→ **Task requirements**
Faithfully return all lines, omitting every embedded picture.

→ **Items**
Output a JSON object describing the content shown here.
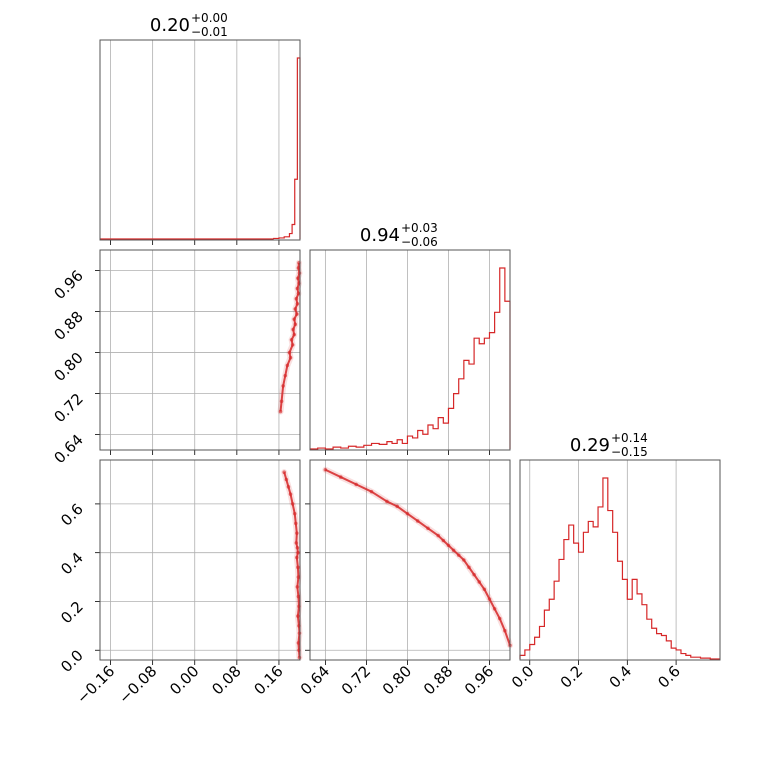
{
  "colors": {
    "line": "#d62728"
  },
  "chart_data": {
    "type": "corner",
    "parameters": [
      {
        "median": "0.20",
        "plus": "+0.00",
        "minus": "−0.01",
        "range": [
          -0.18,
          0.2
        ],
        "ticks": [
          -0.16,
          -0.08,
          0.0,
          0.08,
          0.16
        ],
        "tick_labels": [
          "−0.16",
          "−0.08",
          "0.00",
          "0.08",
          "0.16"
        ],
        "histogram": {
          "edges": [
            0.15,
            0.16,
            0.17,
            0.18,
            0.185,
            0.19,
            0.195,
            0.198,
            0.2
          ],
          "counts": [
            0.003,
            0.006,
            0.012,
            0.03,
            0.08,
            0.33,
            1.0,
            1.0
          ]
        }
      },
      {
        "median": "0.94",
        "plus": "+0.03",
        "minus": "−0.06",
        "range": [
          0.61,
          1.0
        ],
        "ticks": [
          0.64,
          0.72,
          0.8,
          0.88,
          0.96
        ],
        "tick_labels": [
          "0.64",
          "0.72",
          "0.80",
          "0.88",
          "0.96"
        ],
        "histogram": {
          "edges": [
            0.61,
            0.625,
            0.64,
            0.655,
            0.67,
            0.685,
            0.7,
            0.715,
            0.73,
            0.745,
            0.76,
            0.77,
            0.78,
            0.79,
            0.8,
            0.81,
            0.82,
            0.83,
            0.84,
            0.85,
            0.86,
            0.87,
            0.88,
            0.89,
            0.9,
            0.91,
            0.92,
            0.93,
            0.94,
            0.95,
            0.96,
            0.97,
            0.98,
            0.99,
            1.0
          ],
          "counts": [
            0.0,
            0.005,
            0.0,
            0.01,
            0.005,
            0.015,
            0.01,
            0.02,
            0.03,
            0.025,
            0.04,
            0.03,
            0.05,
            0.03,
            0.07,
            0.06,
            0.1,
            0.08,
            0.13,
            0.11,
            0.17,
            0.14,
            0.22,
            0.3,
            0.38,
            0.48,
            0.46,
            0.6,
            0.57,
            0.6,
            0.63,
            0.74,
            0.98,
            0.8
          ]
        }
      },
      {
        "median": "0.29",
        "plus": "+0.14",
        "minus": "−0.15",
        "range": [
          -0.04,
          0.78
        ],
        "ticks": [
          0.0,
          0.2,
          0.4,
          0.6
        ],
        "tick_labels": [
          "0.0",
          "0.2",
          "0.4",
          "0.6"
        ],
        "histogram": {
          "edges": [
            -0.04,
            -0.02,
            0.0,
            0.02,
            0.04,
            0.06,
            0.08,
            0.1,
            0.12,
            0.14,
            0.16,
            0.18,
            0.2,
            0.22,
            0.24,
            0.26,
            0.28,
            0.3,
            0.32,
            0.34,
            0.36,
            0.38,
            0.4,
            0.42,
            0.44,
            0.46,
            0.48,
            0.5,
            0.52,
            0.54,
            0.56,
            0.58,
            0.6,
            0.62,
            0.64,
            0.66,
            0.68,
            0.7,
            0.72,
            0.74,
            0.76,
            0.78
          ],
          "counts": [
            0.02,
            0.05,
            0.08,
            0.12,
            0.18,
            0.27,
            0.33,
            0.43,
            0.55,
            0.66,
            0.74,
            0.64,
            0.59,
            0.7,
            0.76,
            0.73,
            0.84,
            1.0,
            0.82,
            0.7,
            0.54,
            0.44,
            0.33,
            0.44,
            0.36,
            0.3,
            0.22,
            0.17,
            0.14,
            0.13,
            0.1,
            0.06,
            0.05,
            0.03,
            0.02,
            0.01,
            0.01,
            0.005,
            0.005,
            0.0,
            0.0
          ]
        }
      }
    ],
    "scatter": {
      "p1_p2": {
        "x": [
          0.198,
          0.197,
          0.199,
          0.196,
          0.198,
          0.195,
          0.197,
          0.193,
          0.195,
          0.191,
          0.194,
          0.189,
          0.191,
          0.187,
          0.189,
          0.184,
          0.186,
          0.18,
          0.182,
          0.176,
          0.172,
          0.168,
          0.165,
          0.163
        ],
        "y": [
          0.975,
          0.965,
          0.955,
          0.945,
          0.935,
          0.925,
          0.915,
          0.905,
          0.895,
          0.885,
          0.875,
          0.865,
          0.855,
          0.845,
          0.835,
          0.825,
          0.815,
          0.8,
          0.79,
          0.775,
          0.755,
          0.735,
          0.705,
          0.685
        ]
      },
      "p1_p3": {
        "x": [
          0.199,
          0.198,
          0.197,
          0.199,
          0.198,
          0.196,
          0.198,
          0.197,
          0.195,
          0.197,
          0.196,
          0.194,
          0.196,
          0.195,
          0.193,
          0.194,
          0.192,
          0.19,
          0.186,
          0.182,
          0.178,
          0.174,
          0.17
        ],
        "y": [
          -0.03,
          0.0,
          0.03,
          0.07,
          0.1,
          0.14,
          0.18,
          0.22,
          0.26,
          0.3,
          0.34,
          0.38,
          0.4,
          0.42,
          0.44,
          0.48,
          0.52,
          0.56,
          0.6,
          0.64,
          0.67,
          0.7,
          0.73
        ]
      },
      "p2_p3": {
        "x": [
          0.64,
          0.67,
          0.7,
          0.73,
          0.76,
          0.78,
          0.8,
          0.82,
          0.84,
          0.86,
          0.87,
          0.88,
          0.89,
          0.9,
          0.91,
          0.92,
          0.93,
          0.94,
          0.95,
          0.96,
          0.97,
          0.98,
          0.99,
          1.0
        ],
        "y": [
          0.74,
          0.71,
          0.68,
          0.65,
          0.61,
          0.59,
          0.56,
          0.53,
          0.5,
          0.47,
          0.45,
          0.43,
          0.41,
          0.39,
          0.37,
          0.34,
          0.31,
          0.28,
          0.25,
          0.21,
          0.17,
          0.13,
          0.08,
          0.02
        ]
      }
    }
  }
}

→ **Answer below**
Output a JSON object describing the content shown here.
{
  "colors": {
    "line": "#d62728"
  },
  "chart_data": {
    "type": "corner",
    "parameters": [
      {
        "median": "0.20",
        "plus": "+0.00",
        "minus": "−0.01",
        "range": [
          -0.18,
          0.2
        ],
        "ticks": [
          -0.16,
          -0.08,
          0.0,
          0.08,
          0.16
        ],
        "tick_labels": [
          "−0.16",
          "−0.08",
          "0.00",
          "0.08",
          "0.16"
        ],
        "histogram": {
          "edges": [
            0.15,
            0.16,
            0.17,
            0.18,
            0.185,
            0.19,
            0.195,
            0.198,
            0.2
          ],
          "counts": [
            0.003,
            0.006,
            0.012,
            0.03,
            0.08,
            0.33,
            1.0,
            1.0
          ]
        }
      },
      {
        "median": "0.94",
        "plus": "+0.03",
        "minus": "−0.06",
        "range": [
          0.61,
          1.0
        ],
        "ticks": [
          0.64,
          0.72,
          0.8,
          0.88,
          0.96
        ],
        "tick_labels": [
          "0.64",
          "0.72",
          "0.80",
          "0.88",
          "0.96"
        ],
        "histogram": {
          "edges": [
            0.61,
            0.625,
            0.64,
            0.655,
            0.67,
            0.685,
            0.7,
            0.715,
            0.73,
            0.745,
            0.76,
            0.77,
            0.78,
            0.79,
            0.8,
            0.81,
            0.82,
            0.83,
            0.84,
            0.85,
            0.86,
            0.87,
            0.88,
            0.89,
            0.9,
            0.91,
            0.92,
            0.93,
            0.94,
            0.95,
            0.96,
            0.97,
            0.98,
            0.99,
            1.0
          ],
          "counts": [
            0.0,
            0.005,
            0.0,
            0.01,
            0.005,
            0.015,
            0.01,
            0.02,
            0.03,
            0.025,
            0.04,
            0.03,
            0.05,
            0.03,
            0.07,
            0.06,
            0.1,
            0.08,
            0.13,
            0.11,
            0.17,
            0.14,
            0.22,
            0.3,
            0.38,
            0.48,
            0.46,
            0.6,
            0.57,
            0.6,
            0.63,
            0.74,
            0.98,
            0.8
          ]
        }
      },
      {
        "median": "0.29",
        "plus": "+0.14",
        "minus": "−0.15",
        "range": [
          -0.04,
          0.78
        ],
        "ticks": [
          0.0,
          0.2,
          0.4,
          0.6
        ],
        "tick_labels": [
          "0.0",
          "0.2",
          "0.4",
          "0.6"
        ],
        "histogram": {
          "edges": [
            -0.04,
            -0.02,
            0.0,
            0.02,
            0.04,
            0.06,
            0.08,
            0.1,
            0.12,
            0.14,
            0.16,
            0.18,
            0.2,
            0.22,
            0.24,
            0.26,
            0.28,
            0.3,
            0.32,
            0.34,
            0.36,
            0.38,
            0.4,
            0.42,
            0.44,
            0.46,
            0.48,
            0.5,
            0.52,
            0.54,
            0.56,
            0.58,
            0.6,
            0.62,
            0.64,
            0.66,
            0.68,
            0.7,
            0.72,
            0.74,
            0.76,
            0.78
          ],
          "counts": [
            0.02,
            0.05,
            0.08,
            0.12,
            0.18,
            0.27,
            0.33,
            0.43,
            0.55,
            0.66,
            0.74,
            0.64,
            0.59,
            0.7,
            0.76,
            0.73,
            0.84,
            1.0,
            0.82,
            0.7,
            0.54,
            0.44,
            0.33,
            0.44,
            0.36,
            0.3,
            0.22,
            0.17,
            0.14,
            0.13,
            0.1,
            0.06,
            0.05,
            0.03,
            0.02,
            0.01,
            0.01,
            0.005,
            0.005,
            0.0,
            0.0
          ]
        }
      }
    ],
    "scatter": {
      "p1_p2": {
        "x": [
          0.198,
          0.197,
          0.199,
          0.196,
          0.198,
          0.195,
          0.197,
          0.193,
          0.195,
          0.191,
          0.194,
          0.189,
          0.191,
          0.187,
          0.189,
          0.184,
          0.186,
          0.18,
          0.182,
          0.176,
          0.172,
          0.168,
          0.165,
          0.163
        ],
        "y": [
          0.975,
          0.965,
          0.955,
          0.945,
          0.935,
          0.925,
          0.915,
          0.905,
          0.895,
          0.885,
          0.875,
          0.865,
          0.855,
          0.845,
          0.835,
          0.825,
          0.815,
          0.8,
          0.79,
          0.775,
          0.755,
          0.735,
          0.705,
          0.685
        ]
      },
      "p1_p3": {
        "x": [
          0.199,
          0.198,
          0.197,
          0.199,
          0.198,
          0.196,
          0.198,
          0.197,
          0.195,
          0.197,
          0.196,
          0.194,
          0.196,
          0.195,
          0.193,
          0.194,
          0.192,
          0.19,
          0.186,
          0.182,
          0.178,
          0.174,
          0.17
        ],
        "y": [
          -0.03,
          0.0,
          0.03,
          0.07,
          0.1,
          0.14,
          0.18,
          0.22,
          0.26,
          0.3,
          0.34,
          0.38,
          0.4,
          0.42,
          0.44,
          0.48,
          0.52,
          0.56,
          0.6,
          0.64,
          0.67,
          0.7,
          0.73
        ]
      },
      "p2_p3": {
        "x": [
          0.64,
          0.67,
          0.7,
          0.73,
          0.76,
          0.78,
          0.8,
          0.82,
          0.84,
          0.86,
          0.87,
          0.88,
          0.89,
          0.9,
          0.91,
          0.92,
          0.93,
          0.94,
          0.95,
          0.96,
          0.97,
          0.98,
          0.99,
          1.0
        ],
        "y": [
          0.74,
          0.71,
          0.68,
          0.65,
          0.61,
          0.59,
          0.56,
          0.53,
          0.5,
          0.47,
          0.45,
          0.43,
          0.41,
          0.39,
          0.37,
          0.34,
          0.31,
          0.28,
          0.25,
          0.21,
          0.17,
          0.13,
          0.08,
          0.02
        ]
      }
    }
  }
}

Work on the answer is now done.